▶ **Task requirements**:
- 1) According to the passage on early Niagara-on-the-Lake, on what date did the American troops retreat from the town?
- 2) Translate this sentence from the passage on early Niagara-on-the-Lake into French: "Crops grown in the region were plentiful and harvest time was a great celebration."

#### Selected text

Most of the Niagara Peninsula was a battleground during the War of 1812 in particular Newark, now known as Niagara-on-the-Lake. In fact from May of 1813 to December 1813, the town was occupied by American forces.

Then on December 10, 1813, under the order of General McClure, commander of Fort Niagara, the American troops retreated from the town. Upon their retreat, Newark (NOTL) was burned to the ground with only two buildings in the entire town surviving. 

The town we see today shows the strength of the founding residents in how quickly they recovered from the destruction of the war. It does not resemble what the first town looked like.

Initially the town was situated at the foot of King Street where it meets the Niagara River. There were private homes, inns, warehouses, and commercial enterprises along the river. Further away from the town, around present day Mary Street, farms were located. The huge forested area at 407 King Street was actually referred to as the “wilderness” at one time. The golf course that we now know was all farm land with the lighthouse standing on Point Mississauga.

The town of Newark (NOTL) that was destroyed was not a primitive outpost but a bustling community thriving on the trade of goods being transported from the Great Lakes region to Kingston, Montreal and even New York City. There was a thriving middle class in this town from the businesses set up, who, like the upper class enjoyed a civil life with genteel social occasions of teas and card games. Crops grown in the region were plentiful and harvest time was a great celebration. Even the farming community enjoyed a good living.

In 1811, John Mellish a traveller gave a colourful description of the community he came upon when he was in Newark (NOTL). He wrote that the town “contains about 500 inhabitants, many handsome buildings of brick and stone, two churches, a jail, an academy, six taverns, and about twenty dry goods stores where every article may be procured on as good terms as any store in Montreal.” 

Michael Smith (an American visitor) wrote in 1812, just prior to the declaration of war between Britain and the United States, a glowing report on what he saw and experienced while in the Village of Niagara, now NOTL. 

“Niagara is a beautiful and (prosperous) place of much trade inhabited by a civil and industrious people…there is a Council House, Court House, jail, and two houses for public worship. There are several squares in the village adorned with almost every kind of precious fruit; the village on the East looks towards the fort over a beautiful plain of nearly one mile wide.”

The two houses of worship that Smith is speaking of are St. Mark’s Anglican Church built in 1792 and St. Andrew’s Presbyterian Church built in 1794. The fruit trees were probably planted long before even Lt. Gov. John Simcoe and family arrived as Mrs. Simcoe noted in her diary the wonderful abundance of fruit from the trees. The court house and jail were located at Prideaux and King Streets.

Many other visitors to the town were impressed with the spacious streets, the lighthouse, the profusion of fruits and the abundance of fresh fish (white fish and black bass) from Lake Ontario.

Although records and stories varied over the years with just how many buildings might have been here prior to the war of 1812, a map from 1810 shows about 100 structures. They varied in size with 60 per cent found in the Front, King, Mary and Simcoe streets square. The others could be found in the blocks between Queen and Front Street.

A year after the original town plot was finalized Augusta Jones built the first structure in the early part of 1792. By the fall of 1792 amongst all the buildings, three significant structures had been added to the community. These were the homes of Dr. Kerr (on Prideaux Street), Rev. Addison (corner of Front and King) and Mr. Dickson whose home is said to have either been built illegally on military land or in the swamp area that was at the foot of King Street. Other structures built in the earliest days of the town were considered hovels not worth being noted.

########
#### Stored records

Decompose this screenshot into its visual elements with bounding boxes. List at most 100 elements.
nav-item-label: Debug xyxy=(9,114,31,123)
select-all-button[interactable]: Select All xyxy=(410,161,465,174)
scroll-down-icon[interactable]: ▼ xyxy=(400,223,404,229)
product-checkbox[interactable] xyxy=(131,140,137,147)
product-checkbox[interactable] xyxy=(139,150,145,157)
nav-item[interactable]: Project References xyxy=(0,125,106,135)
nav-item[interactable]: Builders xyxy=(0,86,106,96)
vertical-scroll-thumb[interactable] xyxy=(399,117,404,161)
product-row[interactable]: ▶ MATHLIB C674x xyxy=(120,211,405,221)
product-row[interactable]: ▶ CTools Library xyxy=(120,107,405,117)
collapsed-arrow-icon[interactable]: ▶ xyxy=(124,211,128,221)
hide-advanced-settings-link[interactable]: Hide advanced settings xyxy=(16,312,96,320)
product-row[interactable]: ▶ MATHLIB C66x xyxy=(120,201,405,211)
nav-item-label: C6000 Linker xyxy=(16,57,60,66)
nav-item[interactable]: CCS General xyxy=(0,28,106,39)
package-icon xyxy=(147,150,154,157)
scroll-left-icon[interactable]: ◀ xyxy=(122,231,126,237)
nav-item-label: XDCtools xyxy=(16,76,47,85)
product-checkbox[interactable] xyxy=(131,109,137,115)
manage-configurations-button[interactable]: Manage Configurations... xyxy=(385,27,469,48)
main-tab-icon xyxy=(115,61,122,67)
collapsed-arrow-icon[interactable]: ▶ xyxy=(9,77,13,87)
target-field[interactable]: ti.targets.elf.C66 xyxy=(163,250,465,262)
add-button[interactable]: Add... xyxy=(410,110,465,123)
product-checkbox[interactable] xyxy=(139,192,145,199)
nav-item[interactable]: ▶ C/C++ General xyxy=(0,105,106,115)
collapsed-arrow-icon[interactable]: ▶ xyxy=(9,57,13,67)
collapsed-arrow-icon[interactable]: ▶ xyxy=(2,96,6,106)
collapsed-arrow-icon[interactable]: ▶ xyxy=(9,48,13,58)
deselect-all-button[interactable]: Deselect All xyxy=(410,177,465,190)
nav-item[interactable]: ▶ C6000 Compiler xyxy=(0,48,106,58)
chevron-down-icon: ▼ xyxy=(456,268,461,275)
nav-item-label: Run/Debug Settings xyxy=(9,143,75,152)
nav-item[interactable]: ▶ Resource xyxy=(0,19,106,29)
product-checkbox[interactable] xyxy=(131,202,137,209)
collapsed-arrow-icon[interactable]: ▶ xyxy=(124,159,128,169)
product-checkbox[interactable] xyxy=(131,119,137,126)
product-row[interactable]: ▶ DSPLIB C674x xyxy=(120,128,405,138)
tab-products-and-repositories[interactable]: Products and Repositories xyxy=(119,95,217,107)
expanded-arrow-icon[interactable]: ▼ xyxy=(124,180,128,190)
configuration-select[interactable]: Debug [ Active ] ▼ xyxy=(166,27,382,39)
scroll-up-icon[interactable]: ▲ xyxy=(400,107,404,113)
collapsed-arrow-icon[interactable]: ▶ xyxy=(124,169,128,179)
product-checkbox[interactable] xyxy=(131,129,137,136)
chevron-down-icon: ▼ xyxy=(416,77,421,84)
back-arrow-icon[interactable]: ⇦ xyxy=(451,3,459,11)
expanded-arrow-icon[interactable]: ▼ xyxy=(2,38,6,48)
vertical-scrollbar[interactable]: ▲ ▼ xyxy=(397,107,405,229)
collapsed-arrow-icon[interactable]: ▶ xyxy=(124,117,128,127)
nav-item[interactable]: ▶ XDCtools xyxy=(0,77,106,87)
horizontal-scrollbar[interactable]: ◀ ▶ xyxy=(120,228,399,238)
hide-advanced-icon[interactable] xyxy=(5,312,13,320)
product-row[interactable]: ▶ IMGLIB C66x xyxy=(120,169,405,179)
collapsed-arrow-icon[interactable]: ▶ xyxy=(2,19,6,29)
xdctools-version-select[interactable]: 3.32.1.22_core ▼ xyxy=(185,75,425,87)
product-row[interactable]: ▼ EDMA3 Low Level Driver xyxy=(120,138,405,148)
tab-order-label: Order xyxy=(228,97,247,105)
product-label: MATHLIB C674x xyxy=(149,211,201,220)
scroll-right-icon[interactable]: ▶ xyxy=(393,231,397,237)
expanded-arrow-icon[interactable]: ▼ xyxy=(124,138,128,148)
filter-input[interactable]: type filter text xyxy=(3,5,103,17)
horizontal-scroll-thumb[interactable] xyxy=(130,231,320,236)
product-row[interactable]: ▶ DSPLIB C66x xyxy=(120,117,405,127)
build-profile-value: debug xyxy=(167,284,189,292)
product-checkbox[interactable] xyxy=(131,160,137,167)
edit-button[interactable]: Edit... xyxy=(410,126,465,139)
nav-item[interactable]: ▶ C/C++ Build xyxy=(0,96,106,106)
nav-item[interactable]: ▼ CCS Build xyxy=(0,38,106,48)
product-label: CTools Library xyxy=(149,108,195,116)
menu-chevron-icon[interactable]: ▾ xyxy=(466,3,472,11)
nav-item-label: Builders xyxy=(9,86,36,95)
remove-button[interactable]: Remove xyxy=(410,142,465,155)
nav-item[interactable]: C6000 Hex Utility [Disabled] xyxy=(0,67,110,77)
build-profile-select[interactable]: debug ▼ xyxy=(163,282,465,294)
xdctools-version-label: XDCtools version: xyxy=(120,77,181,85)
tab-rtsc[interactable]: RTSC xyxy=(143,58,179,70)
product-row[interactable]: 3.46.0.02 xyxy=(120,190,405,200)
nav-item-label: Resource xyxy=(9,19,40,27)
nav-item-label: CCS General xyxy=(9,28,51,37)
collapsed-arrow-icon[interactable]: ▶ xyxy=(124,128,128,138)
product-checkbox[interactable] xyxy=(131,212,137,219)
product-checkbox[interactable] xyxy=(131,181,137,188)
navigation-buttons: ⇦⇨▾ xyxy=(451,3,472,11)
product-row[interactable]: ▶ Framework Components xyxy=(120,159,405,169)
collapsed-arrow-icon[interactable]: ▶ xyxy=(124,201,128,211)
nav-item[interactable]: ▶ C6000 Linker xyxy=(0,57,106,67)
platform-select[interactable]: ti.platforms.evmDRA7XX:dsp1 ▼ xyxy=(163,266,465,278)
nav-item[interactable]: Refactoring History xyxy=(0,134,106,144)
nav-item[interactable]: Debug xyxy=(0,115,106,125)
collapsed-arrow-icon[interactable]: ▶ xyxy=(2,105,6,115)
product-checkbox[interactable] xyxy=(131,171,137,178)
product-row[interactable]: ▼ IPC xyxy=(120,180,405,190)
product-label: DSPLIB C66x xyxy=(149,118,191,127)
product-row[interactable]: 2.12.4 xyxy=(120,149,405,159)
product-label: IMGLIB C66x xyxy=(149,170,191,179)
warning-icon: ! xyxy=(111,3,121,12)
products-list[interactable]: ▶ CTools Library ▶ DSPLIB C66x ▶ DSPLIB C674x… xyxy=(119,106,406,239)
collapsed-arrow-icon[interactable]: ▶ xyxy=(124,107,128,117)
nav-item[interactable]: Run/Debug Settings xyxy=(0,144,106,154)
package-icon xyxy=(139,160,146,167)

########

▶ **Solutions to each task**:
- 1) December 10, 1813

- 2) Les cultures de la région étaient abondantes et la saison des récoltes était une grande fête.